# start of Task material

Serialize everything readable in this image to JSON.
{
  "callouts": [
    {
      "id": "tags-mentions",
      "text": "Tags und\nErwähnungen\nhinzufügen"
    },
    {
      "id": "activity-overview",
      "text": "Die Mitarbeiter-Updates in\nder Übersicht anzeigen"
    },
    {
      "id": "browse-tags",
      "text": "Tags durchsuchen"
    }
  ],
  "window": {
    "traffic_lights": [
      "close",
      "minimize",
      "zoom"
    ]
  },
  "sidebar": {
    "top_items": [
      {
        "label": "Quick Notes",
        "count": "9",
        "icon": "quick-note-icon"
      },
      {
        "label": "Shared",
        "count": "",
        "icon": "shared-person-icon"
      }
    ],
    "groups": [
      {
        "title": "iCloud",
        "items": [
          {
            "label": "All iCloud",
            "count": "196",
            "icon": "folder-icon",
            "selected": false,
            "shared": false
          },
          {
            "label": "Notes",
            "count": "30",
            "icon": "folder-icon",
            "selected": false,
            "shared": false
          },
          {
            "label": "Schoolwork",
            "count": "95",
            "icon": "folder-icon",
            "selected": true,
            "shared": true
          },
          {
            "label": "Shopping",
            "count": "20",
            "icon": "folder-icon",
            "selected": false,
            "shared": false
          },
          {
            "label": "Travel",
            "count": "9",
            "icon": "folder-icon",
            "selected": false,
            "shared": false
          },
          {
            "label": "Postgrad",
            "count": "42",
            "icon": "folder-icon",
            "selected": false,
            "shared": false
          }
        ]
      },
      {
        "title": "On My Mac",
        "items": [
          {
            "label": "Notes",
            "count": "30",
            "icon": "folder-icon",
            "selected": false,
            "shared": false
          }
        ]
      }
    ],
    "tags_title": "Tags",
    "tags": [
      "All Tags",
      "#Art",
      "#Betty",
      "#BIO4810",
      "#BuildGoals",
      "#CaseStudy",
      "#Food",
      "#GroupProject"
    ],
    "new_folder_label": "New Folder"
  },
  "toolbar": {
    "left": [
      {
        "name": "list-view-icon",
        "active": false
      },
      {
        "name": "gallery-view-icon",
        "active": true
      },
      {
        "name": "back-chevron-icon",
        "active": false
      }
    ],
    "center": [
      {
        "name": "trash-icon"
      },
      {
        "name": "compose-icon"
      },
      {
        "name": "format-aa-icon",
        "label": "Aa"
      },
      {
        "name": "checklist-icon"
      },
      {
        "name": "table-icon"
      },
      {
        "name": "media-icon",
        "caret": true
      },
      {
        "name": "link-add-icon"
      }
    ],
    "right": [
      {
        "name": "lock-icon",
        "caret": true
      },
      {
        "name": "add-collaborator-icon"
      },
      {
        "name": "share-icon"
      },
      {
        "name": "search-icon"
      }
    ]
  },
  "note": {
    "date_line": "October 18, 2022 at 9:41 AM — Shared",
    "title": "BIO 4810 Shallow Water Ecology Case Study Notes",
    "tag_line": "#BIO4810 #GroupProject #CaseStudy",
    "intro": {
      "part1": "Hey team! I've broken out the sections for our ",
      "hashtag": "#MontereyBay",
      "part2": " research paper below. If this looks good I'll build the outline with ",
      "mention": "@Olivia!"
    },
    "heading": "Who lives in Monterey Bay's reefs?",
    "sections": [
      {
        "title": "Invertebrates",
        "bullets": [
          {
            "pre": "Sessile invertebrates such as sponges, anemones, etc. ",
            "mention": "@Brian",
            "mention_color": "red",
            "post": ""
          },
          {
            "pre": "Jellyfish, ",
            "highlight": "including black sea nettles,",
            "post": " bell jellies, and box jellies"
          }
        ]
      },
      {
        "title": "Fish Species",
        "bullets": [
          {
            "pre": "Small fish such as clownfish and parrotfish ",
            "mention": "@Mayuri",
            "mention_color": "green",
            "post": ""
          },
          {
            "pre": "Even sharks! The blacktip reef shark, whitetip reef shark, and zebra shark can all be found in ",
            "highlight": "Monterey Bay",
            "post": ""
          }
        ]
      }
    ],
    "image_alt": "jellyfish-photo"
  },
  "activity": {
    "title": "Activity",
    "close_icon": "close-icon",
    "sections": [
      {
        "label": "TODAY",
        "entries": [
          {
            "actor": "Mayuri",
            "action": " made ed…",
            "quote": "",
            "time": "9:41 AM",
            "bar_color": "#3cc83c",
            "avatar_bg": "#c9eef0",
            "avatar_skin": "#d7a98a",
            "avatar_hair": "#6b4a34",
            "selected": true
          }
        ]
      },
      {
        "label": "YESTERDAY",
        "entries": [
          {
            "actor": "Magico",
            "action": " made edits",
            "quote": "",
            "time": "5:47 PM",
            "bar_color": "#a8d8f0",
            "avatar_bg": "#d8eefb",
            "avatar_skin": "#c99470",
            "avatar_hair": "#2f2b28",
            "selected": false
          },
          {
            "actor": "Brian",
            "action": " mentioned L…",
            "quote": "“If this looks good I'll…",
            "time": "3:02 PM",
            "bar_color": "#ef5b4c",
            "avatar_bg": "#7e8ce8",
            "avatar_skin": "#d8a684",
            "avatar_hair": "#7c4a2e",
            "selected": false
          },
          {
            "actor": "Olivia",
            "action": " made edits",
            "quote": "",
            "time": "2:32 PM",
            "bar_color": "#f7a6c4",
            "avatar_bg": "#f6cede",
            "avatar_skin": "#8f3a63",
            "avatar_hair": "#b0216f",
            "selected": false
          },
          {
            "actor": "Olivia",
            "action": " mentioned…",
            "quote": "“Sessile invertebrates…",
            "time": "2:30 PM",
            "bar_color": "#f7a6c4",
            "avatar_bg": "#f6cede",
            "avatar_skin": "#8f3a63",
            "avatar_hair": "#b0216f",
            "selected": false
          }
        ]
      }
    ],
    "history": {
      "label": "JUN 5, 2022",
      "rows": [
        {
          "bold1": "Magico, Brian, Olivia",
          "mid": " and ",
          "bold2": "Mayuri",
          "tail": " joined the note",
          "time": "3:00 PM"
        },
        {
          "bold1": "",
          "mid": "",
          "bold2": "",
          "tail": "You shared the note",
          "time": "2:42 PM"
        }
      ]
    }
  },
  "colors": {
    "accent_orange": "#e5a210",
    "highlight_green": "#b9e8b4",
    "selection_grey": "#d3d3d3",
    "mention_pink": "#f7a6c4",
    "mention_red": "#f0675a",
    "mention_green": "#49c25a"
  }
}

# end of Task material

### Your instructions:
Scan the listing above. Collect all lines with the word "this".

### Solved exercise:
Serialize everything readable in this image to JSON.
      "part2": " research paper below. If this looks good I'll build the outline with ",
            "quote": "“If this looks good I'll…",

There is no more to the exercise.